[Description of the task]: Go through the listing beneath this task and return every line that carries the string "characteristics".

:: Material provided

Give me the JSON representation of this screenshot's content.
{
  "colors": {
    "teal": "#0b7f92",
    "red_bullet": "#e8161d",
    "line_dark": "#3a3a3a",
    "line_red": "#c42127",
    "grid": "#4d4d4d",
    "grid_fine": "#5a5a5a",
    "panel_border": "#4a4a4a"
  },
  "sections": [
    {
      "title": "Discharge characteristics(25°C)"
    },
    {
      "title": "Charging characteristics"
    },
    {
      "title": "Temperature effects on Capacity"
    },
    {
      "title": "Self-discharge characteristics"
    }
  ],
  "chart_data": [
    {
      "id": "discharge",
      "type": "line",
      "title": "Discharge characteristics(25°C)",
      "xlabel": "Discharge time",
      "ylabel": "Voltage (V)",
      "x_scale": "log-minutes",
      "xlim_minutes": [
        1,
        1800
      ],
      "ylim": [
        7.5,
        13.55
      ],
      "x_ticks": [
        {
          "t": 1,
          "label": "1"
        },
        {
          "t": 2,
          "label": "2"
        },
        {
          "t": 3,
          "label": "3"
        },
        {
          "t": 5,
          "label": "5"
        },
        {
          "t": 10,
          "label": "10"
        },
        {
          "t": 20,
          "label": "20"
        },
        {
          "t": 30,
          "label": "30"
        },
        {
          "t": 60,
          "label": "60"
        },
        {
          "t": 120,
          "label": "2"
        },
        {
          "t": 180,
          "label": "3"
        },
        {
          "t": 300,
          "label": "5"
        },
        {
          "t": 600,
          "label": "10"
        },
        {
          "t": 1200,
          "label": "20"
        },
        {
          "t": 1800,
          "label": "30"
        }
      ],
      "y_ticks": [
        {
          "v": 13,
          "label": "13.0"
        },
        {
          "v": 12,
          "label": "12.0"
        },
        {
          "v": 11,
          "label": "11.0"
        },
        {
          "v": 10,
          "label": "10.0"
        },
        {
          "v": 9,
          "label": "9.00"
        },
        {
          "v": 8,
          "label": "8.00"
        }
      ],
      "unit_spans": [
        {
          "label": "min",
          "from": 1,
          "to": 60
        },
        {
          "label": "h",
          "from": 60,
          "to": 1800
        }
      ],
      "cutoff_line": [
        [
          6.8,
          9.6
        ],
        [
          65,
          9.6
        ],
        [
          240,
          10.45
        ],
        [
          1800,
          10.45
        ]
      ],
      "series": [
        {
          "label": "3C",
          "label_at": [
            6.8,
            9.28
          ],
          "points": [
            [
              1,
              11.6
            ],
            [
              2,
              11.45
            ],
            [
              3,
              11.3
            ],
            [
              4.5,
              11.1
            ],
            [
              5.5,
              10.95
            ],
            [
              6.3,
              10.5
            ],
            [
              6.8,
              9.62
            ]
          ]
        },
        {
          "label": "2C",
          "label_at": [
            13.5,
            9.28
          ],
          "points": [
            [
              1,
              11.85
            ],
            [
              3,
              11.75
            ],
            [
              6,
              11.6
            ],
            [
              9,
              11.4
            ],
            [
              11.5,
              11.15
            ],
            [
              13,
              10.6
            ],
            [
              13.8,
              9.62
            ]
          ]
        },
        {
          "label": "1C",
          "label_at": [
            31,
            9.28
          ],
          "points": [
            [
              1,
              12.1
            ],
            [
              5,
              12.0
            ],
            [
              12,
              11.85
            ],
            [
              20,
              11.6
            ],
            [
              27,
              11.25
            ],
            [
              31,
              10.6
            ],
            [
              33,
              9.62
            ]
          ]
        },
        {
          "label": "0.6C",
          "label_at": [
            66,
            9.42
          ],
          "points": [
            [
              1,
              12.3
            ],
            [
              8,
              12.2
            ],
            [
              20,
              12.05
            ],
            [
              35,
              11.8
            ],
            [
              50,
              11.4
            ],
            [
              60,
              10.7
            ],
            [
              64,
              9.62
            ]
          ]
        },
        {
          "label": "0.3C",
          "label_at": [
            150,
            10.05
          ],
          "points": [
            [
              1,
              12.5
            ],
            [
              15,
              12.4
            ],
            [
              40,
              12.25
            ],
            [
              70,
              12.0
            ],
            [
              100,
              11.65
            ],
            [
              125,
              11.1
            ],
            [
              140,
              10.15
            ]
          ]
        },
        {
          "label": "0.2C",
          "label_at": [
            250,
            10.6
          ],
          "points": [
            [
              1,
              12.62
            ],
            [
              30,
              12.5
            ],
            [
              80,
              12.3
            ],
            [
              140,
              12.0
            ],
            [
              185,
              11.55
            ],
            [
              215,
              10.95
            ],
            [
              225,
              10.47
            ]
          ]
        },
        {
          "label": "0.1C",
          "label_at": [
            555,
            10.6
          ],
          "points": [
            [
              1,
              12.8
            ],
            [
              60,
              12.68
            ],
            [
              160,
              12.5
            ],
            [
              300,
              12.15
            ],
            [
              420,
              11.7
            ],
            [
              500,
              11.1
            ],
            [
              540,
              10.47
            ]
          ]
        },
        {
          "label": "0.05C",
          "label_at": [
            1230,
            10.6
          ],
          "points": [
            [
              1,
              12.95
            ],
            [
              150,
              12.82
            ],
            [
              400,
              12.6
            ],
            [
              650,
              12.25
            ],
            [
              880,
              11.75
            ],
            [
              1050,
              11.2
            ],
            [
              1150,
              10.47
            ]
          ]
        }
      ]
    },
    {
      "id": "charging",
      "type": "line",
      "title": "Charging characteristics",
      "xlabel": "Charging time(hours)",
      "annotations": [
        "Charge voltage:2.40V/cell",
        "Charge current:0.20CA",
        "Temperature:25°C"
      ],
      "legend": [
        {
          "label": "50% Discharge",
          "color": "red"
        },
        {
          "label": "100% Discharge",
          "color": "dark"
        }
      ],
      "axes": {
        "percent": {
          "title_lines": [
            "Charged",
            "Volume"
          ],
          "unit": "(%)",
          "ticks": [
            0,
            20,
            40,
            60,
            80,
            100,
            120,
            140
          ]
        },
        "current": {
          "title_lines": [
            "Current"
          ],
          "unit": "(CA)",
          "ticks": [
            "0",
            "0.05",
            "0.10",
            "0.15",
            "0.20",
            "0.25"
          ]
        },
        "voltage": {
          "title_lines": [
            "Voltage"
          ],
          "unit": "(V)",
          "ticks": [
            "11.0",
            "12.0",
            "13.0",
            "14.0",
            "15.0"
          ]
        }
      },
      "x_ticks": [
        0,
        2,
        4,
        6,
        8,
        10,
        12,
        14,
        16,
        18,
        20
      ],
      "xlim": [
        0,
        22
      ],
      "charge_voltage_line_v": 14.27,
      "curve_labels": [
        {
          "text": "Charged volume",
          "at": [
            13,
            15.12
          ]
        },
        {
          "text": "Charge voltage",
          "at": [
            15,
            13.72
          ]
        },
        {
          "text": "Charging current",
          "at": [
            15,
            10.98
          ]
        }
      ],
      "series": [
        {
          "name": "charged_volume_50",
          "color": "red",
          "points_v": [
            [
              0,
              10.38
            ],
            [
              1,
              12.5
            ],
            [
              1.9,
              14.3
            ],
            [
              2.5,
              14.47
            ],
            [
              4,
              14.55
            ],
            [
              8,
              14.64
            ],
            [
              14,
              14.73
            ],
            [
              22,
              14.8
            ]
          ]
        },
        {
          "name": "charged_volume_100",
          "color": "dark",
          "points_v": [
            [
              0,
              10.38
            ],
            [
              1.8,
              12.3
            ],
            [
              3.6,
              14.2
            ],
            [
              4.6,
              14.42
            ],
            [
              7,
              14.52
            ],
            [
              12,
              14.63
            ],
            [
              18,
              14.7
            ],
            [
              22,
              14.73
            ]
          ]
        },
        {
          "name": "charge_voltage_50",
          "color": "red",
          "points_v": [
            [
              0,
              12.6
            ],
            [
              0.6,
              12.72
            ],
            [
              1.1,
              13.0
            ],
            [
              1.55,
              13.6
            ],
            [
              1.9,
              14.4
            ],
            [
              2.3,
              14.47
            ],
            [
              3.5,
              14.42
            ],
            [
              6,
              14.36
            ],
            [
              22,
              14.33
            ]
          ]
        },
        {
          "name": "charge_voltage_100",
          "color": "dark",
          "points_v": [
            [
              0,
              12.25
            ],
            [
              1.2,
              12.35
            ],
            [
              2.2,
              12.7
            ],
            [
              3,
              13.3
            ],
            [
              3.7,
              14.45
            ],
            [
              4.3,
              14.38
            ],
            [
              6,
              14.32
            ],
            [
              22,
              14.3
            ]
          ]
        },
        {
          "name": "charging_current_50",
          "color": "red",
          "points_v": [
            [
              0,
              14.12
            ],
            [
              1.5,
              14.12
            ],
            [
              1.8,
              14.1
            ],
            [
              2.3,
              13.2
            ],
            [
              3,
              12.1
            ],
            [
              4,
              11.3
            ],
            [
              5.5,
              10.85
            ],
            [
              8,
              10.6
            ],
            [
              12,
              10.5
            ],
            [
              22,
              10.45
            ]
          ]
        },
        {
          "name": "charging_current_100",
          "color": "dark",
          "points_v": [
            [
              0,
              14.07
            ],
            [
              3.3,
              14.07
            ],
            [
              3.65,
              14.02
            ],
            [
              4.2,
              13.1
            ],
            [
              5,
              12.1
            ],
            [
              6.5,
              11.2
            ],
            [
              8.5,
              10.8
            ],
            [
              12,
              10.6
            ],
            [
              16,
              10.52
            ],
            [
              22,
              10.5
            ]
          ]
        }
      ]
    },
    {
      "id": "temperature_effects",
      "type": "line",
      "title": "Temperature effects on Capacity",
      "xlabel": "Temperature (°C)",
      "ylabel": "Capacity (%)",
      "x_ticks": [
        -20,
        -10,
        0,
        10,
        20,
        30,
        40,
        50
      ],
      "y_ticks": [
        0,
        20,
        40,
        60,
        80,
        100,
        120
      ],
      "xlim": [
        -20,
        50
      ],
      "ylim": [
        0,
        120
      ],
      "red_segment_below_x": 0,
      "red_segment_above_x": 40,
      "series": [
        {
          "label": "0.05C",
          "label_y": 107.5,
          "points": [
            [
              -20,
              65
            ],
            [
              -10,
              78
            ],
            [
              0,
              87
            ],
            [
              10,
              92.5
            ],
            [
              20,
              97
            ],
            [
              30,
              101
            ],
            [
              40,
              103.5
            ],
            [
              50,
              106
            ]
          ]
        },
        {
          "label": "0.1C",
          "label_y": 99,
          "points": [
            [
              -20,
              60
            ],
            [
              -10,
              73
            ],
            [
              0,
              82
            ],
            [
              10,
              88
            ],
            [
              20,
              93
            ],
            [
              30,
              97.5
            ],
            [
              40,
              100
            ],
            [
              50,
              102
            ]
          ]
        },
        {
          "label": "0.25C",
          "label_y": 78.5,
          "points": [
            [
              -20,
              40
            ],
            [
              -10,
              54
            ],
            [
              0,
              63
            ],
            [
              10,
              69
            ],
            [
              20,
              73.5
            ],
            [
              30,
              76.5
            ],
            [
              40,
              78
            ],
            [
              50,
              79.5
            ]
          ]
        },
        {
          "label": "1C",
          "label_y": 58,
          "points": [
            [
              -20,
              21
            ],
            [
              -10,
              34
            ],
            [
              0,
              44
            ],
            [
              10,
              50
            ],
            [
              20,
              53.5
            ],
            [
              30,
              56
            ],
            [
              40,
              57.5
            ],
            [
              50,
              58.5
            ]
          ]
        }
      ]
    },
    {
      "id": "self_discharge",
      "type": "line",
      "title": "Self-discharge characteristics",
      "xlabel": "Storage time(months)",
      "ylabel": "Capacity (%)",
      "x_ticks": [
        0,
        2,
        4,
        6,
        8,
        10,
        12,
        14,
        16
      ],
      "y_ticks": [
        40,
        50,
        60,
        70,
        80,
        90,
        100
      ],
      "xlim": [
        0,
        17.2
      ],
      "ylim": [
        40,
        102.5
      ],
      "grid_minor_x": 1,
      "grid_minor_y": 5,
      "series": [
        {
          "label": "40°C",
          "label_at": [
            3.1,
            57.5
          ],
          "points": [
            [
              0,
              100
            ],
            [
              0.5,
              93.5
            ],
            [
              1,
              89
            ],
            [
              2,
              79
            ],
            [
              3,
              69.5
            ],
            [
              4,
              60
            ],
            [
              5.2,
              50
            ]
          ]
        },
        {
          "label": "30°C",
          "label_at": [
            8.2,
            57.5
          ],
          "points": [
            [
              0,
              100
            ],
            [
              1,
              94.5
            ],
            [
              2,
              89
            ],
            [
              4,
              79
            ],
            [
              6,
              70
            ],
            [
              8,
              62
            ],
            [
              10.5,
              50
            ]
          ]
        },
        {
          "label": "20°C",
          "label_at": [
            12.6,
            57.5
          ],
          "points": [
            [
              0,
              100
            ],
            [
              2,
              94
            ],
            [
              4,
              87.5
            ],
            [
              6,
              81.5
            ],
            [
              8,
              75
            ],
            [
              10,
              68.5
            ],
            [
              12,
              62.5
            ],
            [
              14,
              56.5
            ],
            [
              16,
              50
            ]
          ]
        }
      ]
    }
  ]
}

::::

[Correct output]:
      "title": "Discharge characteristics(25°C)"
      "title": "Charging characteristics"
      "title": "Self-discharge characteristics"
      "title": "Discharge characteristics(25°C)",
      "title": "Charging characteristics",
      "title": "Self-discharge characteristics",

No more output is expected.